Filter these entries so that only lines with the word "must" remain.

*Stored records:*

★ ★ ★

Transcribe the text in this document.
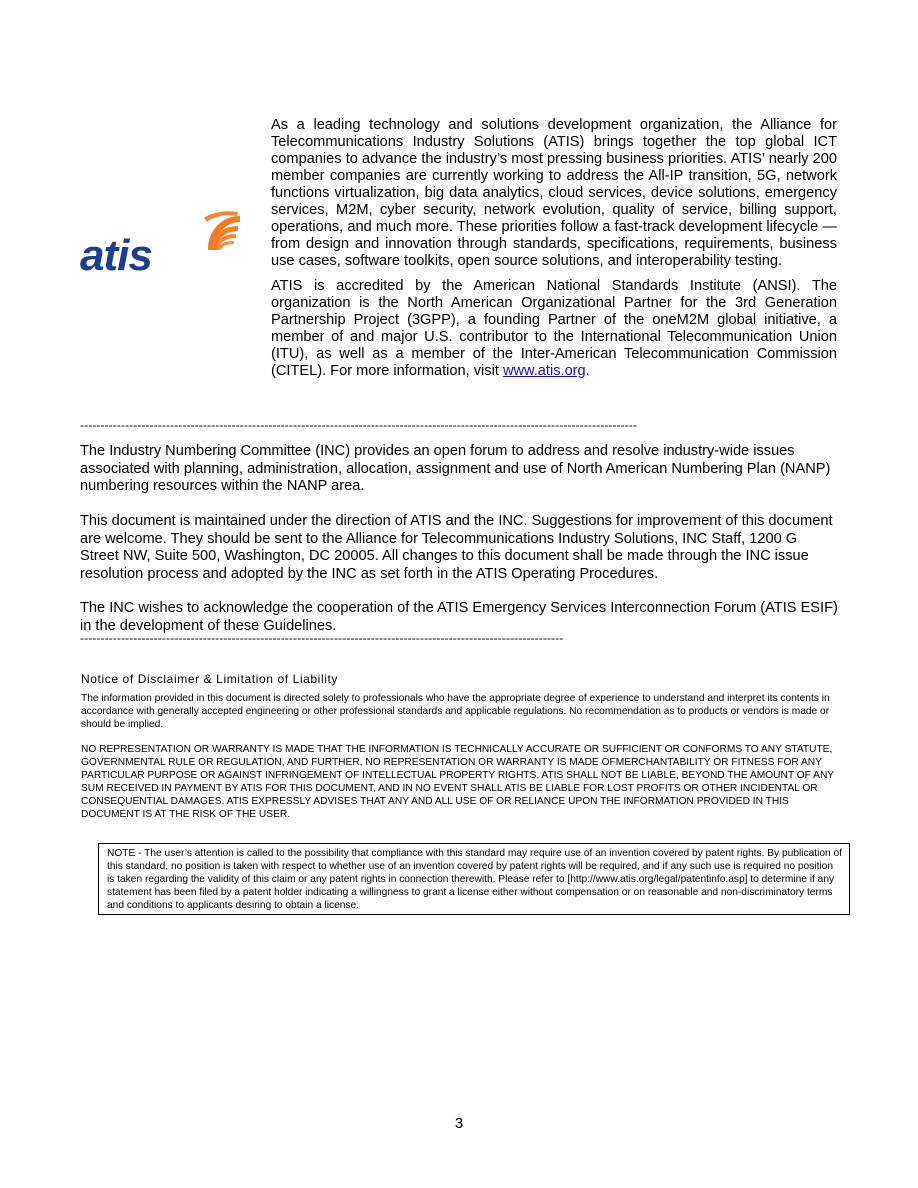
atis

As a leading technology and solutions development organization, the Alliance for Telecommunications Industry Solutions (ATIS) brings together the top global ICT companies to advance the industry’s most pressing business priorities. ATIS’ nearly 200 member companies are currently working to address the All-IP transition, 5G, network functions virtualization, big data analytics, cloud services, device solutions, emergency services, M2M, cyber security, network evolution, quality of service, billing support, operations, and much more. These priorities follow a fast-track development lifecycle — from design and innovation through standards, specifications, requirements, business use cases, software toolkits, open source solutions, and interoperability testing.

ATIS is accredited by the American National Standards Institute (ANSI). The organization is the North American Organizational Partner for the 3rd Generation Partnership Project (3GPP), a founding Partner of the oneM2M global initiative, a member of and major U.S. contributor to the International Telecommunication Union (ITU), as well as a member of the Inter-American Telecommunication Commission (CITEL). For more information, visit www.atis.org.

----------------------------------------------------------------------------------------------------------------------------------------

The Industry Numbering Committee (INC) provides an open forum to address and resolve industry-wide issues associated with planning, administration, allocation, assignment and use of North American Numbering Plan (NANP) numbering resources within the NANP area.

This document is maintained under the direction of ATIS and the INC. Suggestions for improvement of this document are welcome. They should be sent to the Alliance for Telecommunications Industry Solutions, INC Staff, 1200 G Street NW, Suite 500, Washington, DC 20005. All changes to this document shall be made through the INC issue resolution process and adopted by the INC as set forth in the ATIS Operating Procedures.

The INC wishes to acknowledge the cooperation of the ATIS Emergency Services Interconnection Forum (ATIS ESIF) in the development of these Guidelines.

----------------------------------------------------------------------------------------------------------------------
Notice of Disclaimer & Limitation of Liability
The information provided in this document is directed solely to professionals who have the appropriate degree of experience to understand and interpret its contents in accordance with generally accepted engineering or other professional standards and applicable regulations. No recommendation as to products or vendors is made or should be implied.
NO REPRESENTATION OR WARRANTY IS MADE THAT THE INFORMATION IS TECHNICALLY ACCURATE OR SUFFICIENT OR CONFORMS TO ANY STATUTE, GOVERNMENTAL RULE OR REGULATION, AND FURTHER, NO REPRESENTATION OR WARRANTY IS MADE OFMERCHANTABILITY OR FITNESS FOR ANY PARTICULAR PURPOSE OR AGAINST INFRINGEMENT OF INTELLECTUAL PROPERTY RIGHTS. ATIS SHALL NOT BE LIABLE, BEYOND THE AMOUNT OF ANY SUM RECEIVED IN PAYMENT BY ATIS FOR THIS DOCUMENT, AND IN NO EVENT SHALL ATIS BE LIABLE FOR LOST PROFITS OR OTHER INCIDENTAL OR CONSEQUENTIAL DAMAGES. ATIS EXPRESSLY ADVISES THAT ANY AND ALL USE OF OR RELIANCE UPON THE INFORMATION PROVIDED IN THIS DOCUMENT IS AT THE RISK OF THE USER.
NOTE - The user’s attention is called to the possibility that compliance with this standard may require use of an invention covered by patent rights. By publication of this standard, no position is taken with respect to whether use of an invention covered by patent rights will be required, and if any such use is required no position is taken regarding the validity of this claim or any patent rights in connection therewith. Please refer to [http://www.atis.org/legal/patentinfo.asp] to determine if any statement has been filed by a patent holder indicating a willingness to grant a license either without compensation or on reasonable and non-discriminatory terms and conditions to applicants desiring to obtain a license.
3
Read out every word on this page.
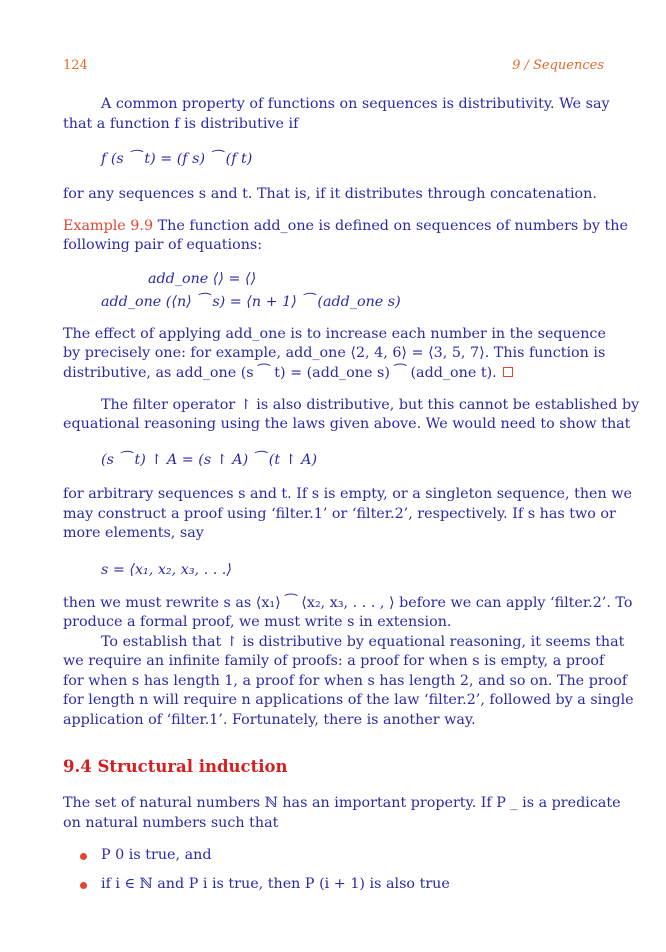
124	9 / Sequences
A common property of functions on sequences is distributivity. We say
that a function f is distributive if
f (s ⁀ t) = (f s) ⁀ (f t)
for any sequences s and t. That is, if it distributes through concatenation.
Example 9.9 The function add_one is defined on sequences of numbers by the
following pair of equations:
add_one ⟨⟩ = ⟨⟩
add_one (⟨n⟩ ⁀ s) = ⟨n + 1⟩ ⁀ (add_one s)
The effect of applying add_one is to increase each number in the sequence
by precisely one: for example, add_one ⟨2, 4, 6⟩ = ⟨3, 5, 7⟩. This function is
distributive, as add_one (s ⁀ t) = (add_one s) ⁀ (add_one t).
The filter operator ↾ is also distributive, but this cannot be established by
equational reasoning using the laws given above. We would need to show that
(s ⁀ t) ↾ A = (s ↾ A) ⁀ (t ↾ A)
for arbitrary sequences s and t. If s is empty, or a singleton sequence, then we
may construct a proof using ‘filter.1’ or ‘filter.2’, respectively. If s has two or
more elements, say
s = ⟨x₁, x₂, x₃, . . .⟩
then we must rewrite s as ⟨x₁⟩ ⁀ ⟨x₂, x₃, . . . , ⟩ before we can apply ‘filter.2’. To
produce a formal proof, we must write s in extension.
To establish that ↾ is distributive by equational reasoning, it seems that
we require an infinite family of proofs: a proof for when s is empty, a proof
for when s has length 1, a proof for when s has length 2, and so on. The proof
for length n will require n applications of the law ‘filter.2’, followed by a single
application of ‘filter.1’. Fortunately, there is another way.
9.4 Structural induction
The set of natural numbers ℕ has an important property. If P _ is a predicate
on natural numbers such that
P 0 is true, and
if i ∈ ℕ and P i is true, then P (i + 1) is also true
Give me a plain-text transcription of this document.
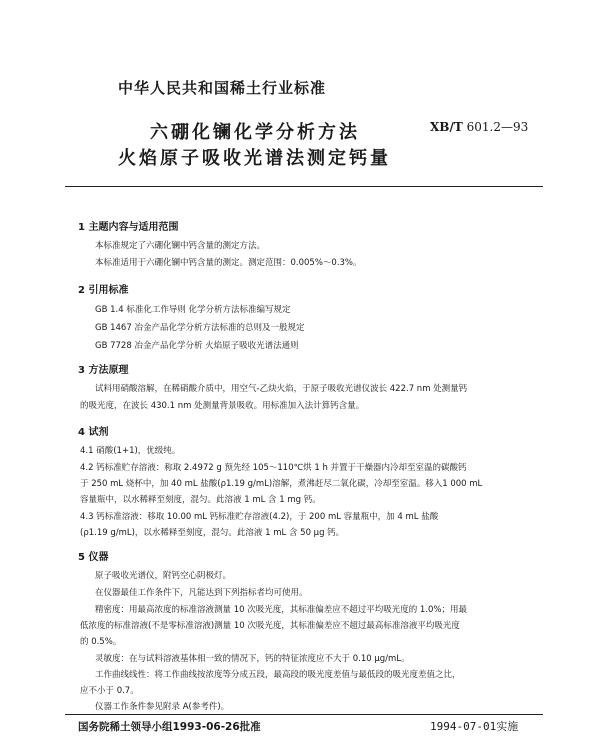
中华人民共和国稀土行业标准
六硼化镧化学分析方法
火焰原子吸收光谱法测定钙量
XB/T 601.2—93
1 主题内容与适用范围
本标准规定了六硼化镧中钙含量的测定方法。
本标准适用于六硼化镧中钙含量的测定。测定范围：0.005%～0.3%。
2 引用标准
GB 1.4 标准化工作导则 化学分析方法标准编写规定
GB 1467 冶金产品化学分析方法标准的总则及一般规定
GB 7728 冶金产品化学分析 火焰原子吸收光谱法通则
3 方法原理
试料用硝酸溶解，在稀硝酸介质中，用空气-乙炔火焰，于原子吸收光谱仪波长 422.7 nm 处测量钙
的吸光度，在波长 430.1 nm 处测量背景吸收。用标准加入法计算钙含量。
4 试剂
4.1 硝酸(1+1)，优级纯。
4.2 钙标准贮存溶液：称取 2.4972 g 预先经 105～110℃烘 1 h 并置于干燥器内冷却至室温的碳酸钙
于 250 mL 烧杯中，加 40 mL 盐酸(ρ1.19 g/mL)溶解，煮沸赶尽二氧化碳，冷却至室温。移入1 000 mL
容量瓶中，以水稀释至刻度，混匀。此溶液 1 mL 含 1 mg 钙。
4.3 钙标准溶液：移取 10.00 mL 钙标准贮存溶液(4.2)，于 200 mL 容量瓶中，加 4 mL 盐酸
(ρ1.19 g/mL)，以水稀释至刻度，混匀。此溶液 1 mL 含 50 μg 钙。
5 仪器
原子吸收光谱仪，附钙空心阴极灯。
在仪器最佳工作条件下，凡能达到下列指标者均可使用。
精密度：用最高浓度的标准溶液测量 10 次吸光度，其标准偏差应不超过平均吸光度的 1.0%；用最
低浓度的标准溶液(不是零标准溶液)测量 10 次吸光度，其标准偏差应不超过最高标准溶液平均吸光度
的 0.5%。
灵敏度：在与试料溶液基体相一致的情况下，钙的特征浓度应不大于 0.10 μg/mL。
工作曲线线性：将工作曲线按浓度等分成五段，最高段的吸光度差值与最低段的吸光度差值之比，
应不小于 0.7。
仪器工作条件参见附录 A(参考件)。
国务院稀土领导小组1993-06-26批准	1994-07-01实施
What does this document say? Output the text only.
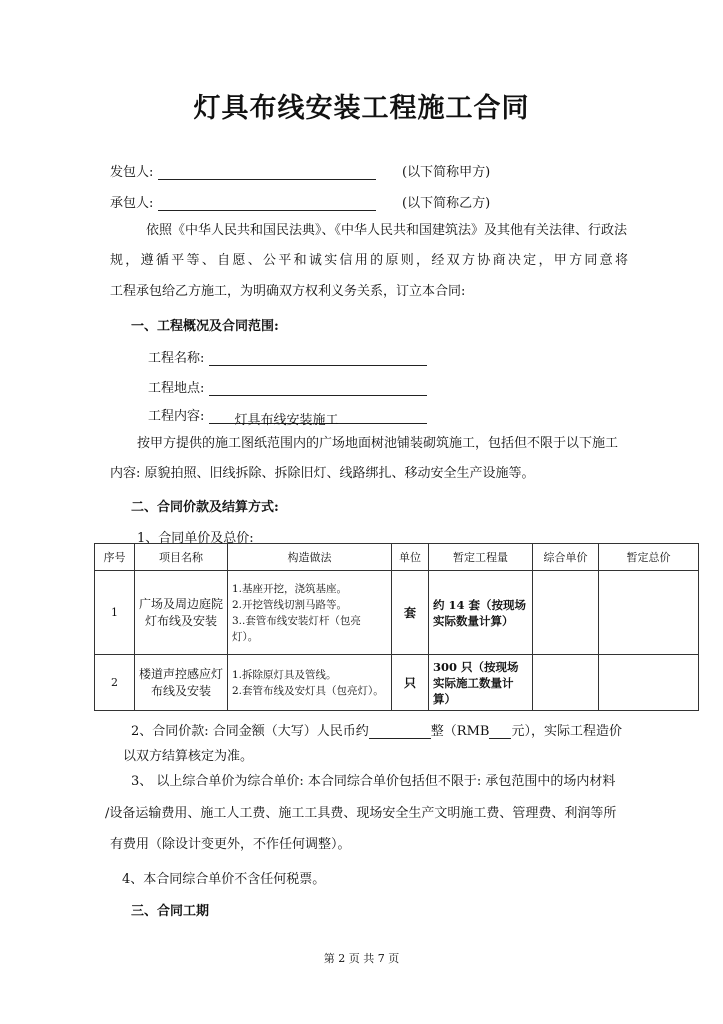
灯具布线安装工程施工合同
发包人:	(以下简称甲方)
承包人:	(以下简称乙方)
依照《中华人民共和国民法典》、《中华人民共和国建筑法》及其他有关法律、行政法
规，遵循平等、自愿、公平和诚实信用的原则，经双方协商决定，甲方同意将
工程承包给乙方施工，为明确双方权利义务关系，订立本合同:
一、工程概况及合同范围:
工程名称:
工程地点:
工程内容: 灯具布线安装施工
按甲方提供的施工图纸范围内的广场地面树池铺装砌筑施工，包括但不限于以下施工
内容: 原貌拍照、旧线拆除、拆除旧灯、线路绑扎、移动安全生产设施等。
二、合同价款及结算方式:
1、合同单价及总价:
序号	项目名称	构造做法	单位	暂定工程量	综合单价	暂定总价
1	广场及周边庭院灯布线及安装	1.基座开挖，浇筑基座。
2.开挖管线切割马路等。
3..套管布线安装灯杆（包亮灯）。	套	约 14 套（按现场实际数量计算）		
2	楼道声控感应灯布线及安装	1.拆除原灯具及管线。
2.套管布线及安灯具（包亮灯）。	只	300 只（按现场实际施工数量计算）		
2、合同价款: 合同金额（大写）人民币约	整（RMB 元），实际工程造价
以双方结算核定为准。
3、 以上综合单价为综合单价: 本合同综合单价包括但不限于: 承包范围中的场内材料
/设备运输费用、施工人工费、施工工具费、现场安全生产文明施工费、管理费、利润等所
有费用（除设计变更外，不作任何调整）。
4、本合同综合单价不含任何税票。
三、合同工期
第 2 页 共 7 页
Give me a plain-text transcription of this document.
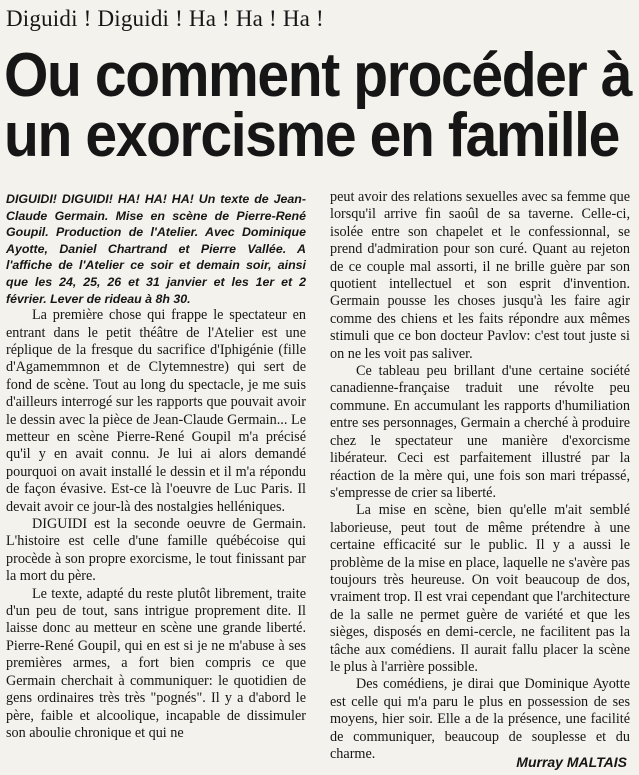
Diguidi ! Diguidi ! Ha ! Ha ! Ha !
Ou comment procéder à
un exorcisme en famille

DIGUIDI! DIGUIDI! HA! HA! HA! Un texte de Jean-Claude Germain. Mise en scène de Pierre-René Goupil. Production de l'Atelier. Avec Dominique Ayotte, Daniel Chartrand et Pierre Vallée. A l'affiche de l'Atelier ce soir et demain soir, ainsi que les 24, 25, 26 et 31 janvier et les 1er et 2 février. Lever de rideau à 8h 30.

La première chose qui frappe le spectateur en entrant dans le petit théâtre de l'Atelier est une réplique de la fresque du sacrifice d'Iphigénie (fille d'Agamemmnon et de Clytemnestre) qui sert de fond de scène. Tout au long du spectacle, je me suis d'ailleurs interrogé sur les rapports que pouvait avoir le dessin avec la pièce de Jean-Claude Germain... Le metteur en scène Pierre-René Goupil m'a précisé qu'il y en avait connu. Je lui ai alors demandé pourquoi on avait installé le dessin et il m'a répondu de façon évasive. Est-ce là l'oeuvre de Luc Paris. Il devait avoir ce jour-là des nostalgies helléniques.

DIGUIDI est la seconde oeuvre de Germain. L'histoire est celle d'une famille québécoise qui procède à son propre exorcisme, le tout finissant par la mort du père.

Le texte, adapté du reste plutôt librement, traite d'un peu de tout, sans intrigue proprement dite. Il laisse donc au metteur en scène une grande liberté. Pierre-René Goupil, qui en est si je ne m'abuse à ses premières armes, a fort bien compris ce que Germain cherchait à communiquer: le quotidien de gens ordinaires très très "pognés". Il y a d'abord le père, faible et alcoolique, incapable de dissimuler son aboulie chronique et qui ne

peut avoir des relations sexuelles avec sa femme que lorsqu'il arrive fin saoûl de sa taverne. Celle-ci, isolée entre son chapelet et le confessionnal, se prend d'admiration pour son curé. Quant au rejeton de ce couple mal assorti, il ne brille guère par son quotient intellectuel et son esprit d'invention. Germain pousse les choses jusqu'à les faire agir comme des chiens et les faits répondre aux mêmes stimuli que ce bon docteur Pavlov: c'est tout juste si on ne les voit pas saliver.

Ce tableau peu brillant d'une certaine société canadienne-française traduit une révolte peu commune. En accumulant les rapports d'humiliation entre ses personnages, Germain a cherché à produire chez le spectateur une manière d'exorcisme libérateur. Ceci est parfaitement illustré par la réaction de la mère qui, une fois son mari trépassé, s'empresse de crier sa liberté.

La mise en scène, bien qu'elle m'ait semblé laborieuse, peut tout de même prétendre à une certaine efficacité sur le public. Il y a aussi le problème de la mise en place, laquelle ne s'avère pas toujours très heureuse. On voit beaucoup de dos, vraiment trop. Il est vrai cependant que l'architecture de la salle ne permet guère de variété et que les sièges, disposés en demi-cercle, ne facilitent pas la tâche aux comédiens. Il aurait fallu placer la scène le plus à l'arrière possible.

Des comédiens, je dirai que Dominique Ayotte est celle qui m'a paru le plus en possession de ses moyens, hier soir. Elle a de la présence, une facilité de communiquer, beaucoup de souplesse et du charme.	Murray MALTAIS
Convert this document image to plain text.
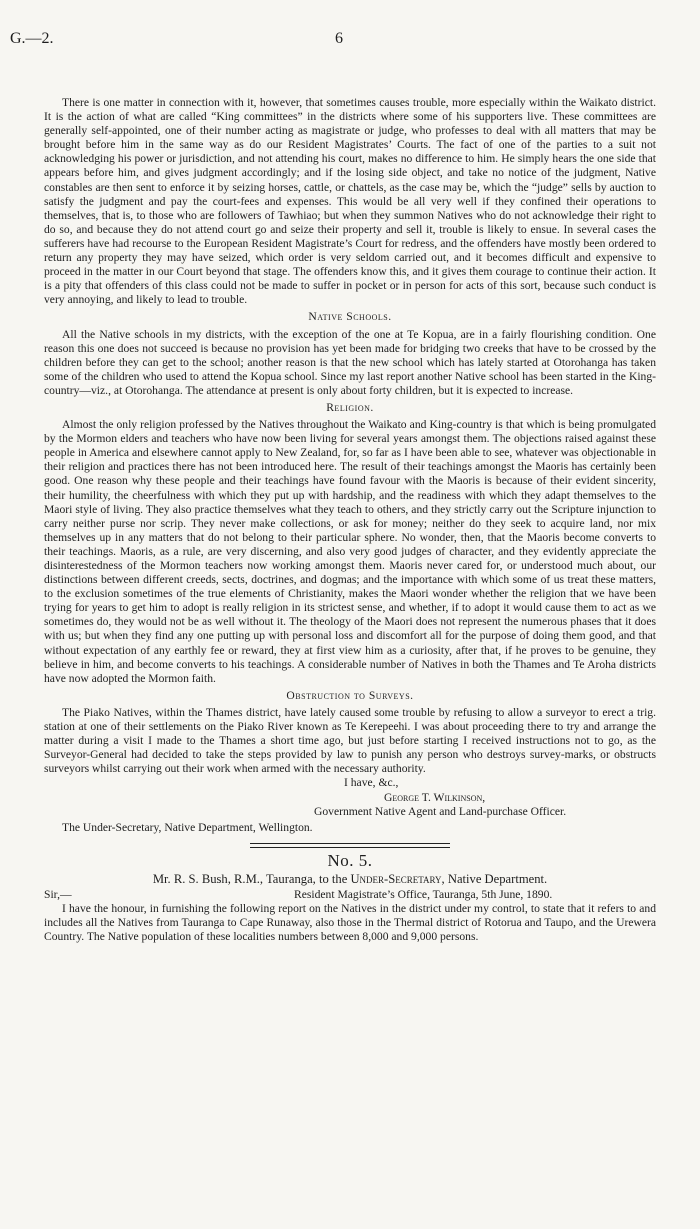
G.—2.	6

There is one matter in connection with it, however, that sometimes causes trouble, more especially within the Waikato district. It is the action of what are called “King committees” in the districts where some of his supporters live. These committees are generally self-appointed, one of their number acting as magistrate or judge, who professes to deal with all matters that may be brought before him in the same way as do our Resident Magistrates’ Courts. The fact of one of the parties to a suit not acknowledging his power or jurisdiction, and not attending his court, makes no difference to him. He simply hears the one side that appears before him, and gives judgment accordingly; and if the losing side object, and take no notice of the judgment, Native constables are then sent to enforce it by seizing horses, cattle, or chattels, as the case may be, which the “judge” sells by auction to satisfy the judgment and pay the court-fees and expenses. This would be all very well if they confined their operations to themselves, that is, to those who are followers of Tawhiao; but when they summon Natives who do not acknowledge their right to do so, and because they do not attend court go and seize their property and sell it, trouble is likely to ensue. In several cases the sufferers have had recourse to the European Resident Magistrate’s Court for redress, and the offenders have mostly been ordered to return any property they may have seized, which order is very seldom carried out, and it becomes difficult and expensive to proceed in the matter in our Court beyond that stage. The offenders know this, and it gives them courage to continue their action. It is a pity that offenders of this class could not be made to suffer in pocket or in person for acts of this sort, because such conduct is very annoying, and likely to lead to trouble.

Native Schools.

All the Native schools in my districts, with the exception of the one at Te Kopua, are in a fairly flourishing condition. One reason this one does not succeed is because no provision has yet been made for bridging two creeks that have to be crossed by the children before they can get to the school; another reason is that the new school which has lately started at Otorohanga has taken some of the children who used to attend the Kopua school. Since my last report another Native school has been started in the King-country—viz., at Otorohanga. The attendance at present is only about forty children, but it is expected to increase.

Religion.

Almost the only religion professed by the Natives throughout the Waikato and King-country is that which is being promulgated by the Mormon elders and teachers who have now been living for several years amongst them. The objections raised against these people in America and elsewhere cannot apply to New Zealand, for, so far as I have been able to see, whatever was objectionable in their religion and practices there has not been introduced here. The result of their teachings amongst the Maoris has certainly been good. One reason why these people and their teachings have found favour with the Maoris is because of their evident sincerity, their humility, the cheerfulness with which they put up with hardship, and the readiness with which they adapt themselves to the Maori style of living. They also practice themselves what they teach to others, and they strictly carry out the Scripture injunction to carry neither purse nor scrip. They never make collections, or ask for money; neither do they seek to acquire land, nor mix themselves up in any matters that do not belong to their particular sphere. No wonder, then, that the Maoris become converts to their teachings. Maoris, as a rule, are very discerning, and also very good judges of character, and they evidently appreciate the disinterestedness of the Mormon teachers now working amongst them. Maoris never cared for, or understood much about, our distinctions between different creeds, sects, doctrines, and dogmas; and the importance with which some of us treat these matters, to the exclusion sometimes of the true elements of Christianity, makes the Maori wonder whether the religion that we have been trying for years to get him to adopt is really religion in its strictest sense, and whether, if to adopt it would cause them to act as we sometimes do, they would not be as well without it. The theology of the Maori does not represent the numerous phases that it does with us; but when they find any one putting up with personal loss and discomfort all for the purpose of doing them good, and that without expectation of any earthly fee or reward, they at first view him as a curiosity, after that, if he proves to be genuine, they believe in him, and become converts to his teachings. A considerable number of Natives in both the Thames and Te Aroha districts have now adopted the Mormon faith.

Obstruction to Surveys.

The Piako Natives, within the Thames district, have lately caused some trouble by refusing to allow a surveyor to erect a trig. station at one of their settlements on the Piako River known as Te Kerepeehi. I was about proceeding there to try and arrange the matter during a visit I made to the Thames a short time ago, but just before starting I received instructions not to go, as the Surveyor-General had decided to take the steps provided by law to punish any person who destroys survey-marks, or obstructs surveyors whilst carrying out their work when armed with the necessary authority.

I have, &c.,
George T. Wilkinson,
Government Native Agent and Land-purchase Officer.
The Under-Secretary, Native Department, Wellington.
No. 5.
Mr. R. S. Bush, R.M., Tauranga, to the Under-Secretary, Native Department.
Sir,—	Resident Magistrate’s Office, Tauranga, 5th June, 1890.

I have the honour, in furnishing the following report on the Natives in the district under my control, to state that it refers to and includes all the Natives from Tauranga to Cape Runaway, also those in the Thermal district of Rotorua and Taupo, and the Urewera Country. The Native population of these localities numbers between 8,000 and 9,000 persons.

★ ★ ★

*THE OUTPUT:*
then we must rewrite s as ⟨x₁⟩ ⁀ ⟨x₂, x₃, . . . , ⟩ before we can apply ‘filter.2’. To
produce a formal proof, we must write s in extension.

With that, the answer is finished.